— WHAT THE TASK ASKS —
Wherever a line in the data holds the word "title", pull that line out.

— MATERIAL SHOWN —
Segment Open

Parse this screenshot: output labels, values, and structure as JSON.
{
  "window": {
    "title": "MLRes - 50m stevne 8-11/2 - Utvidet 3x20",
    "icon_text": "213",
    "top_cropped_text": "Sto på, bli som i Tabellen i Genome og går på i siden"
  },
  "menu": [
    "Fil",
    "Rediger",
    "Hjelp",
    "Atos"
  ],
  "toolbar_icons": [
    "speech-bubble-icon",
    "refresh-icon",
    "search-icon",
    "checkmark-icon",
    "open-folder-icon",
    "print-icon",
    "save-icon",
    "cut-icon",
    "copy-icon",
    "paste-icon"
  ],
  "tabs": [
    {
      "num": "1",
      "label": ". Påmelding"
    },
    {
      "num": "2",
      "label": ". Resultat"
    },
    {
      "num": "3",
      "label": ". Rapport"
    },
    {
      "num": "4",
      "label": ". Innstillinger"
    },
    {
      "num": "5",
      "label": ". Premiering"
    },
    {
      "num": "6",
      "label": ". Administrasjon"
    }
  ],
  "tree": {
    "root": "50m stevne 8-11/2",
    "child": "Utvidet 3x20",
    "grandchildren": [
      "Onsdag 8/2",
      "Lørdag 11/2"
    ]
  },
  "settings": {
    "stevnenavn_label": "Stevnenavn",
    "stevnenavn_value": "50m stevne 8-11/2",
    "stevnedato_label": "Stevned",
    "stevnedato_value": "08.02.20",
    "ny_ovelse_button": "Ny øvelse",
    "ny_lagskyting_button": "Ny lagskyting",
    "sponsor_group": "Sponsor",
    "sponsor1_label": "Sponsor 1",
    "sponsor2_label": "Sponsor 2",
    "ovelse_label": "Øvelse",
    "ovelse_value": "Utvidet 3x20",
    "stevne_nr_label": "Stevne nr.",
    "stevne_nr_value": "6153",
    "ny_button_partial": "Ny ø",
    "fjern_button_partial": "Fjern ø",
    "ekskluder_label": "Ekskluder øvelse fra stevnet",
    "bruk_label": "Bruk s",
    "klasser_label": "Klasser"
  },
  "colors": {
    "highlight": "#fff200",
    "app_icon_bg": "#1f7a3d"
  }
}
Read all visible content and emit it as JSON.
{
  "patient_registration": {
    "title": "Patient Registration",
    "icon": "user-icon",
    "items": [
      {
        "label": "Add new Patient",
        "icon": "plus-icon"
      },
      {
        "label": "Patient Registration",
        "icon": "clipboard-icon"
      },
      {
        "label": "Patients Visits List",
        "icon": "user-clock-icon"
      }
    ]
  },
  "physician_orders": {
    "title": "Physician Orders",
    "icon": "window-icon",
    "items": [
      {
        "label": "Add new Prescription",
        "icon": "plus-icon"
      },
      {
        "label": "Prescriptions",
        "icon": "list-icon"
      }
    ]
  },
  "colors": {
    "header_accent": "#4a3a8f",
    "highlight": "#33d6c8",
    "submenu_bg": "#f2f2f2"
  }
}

Segment Closed

— WRITTEN SOLUTION —
    "title": "MLRes - 50m stevne 8-11/2 - Utvidet 3x20",
    "title": "Patient Registration",
    "title": "Physician Orders",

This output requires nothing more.